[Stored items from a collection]
↓↓↓

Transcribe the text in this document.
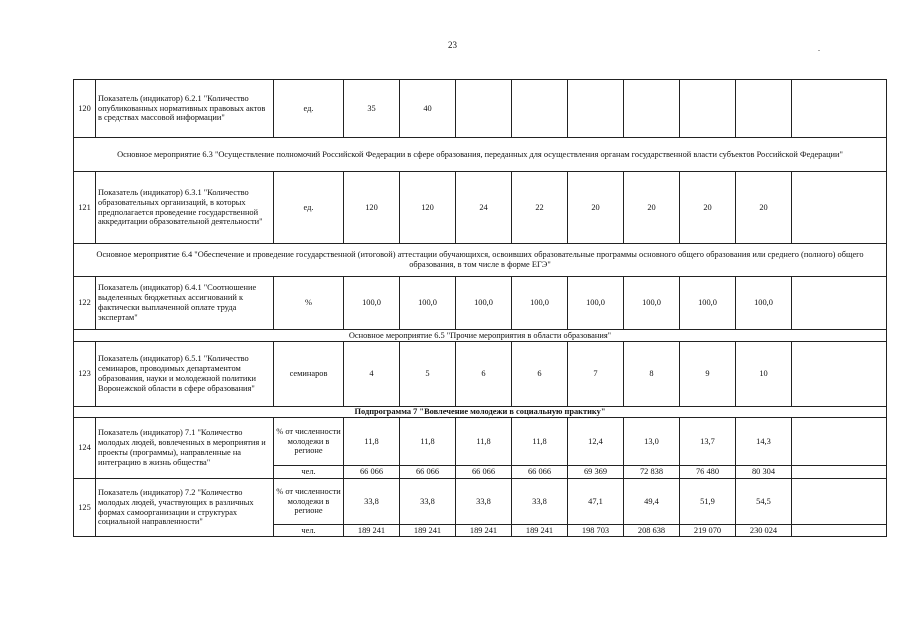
23	.
120	Показатель (индикатор) 6.2.1 "Количество опубликованных нормативных правовых актов в средствах массовой информации"	ед.	35	40							
Основное мероприятие 6.3 "Осуществление полномочий Российской Федерации в сфере образования, переданных для осуществления органам государственной власти субъектов Российской Федерации"											
121	Показатель (индикатор) 6.3.1 "Количество образовательных организаций, в которых предполагается проведение государственной аккредитации образовательной деятельности"	ед.	120	120	24	22	20	20	20	20	
Основное мероприятие 6.4 "Обеспечение и проведение государственной (итоговой) аттестации обучающихся, освоивших образовательные программы основного общего образования или среднего (полного) общего образования, в том числе в форме ЕГЭ"											
122	Показатель (индикатор) 6.4.1 "Соотношение выделенных бюджетных ассигнований к фактически выплаченной оплате труда экспертам"	%	100,0	100,0	100,0	100,0	100,0	100,0	100,0	100,0	
Основное мероприятие 6.5 "Прочие мероприятия в области образования"											
123	Показатель (индикатор) 6.5.1 "Количество семинаров, проводимых департаментом образования, науки и молодежной политики Воронежской области в сфере образования"	семинаров	4	5	6	6	7	8	9	10	
Подпрограмма 7 "Вовлечение молодежи в социальную практику"											
124	Показатель (индикатор) 7.1 "Количество молодых людей, вовлеченных в мероприятия и проекты (программы), направленные на интеграцию в жизнь общества"	% от численности молодежи в регионе	11,8	11,8	11,8	11,8	12,4	13,0	13,7	14,3	
		чел.	66 066	66 066	66 066	66 066	69 369	72 838	76 480	80 304	
125	Показатель (индикатор) 7.2 "Количество молодых людей, участвующих в различных формах самоорганизации и структурах социальной направленности"	% от численности молодежи в регионе	33,8	33,8	33,8	33,8	47,1	49,4	51,9	54,5	
		чел.	189 241	189 241	189 241	189 241	198 703	208 638	219 070	230 024	
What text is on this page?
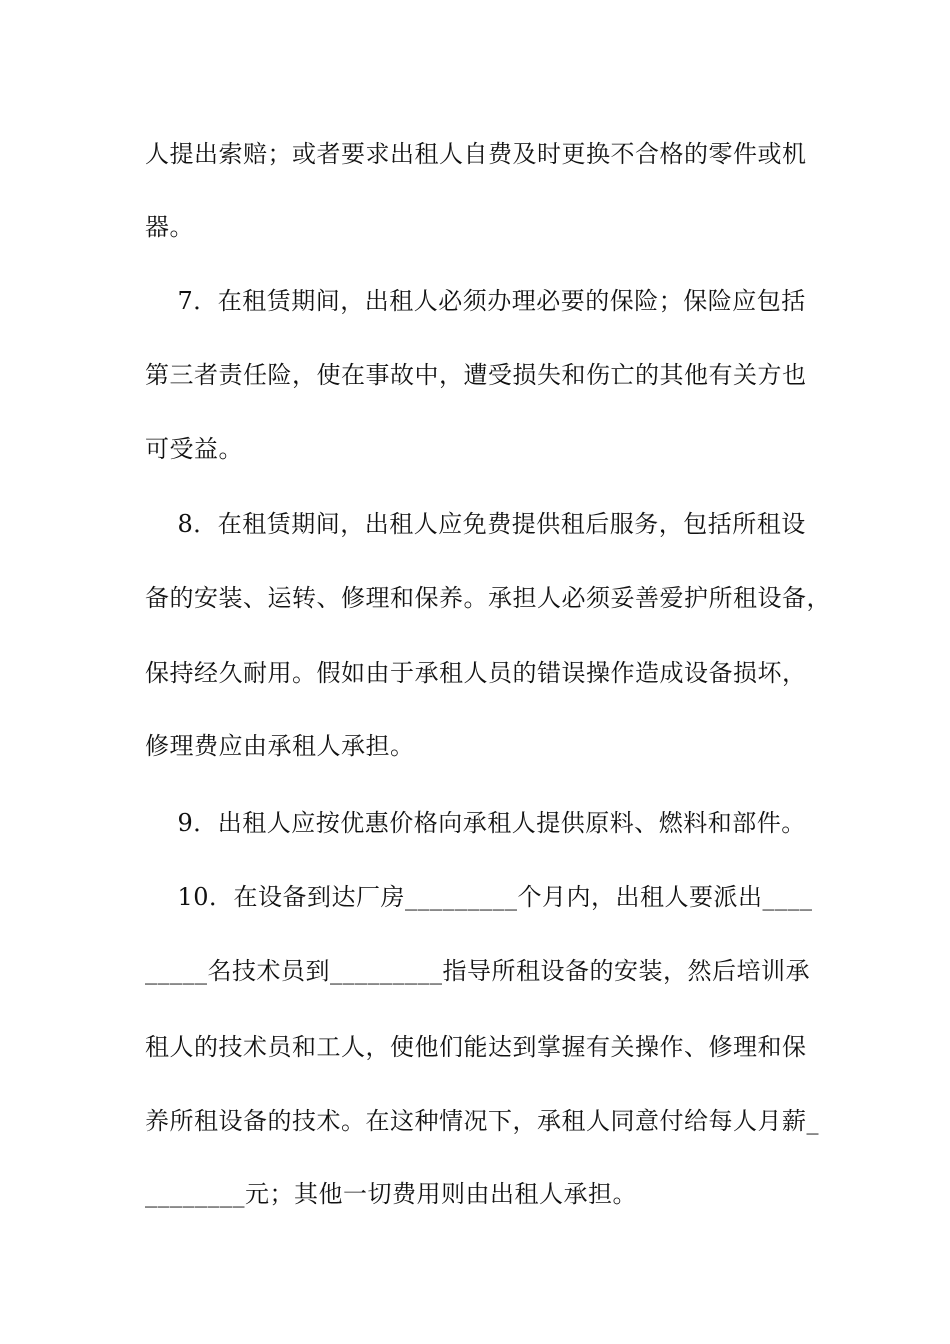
人提出索赔；或者要求出租人自费及时更换不合格的零件或机
器。
7．在租赁期间，出租人必须办理必要的保险；保险应包括
第三者责任险，使在事故中，遭受损失和伤亡的其他有关方也
可受益。
8．在租赁期间，出租人应免费提供租后服务，包括所租设
备的安装、运转、修理和保养。承担人必须妥善爱护所租设备，
保持经久耐用。假如由于承租人员的错误操作造成设备损坏，
修理费应由承租人承担。
9．出租人应按优惠价格向承租人提供原料、燃料和部件。
10．在设备到达厂房_________个月内，出租人要派出____
_____名技术员到_________指导所租设备的安装，然后培训承
租人的技术员和工人，使他们能达到掌握有关操作、修理和保
养所租设备的技术。在这种情况下，承租人同意付给每人月薪_
________元；其他一切费用则由出租人承担。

↑↑↑

▶ [Problem requirements]
Your task is to repeat exactly the lines from the one containing "What text is on this page?" through the end of the material, both included, and only those, without pictures.

▶ [Response to the exercise]
What text is on this page?
人提出索赔；或者要求出租人自费及时更换不合格的零件或机
器。
7．在租赁期间，出租人必须办理必要的保险；保险应包括
第三者责任险，使在事故中，遭受损失和伤亡的其他有关方也
可受益。
8．在租赁期间，出租人应免费提供租后服务，包括所租设
备的安装、运转、修理和保养。承担人必须妥善爱护所租设备，
保持经久耐用。假如由于承租人员的错误操作造成设备损坏，
修理费应由承租人承担。
9．出租人应按优惠价格向承租人提供原料、燃料和部件。
10．在设备到达厂房_________个月内，出租人要派出____
_____名技术员到_________指导所租设备的安装，然后培训承
租人的技术员和工人，使他们能达到掌握有关操作、修理和保
养所租设备的技术。在这种情况下，承租人同意付给每人月薪_
________元；其他一切费用则由出租人承担。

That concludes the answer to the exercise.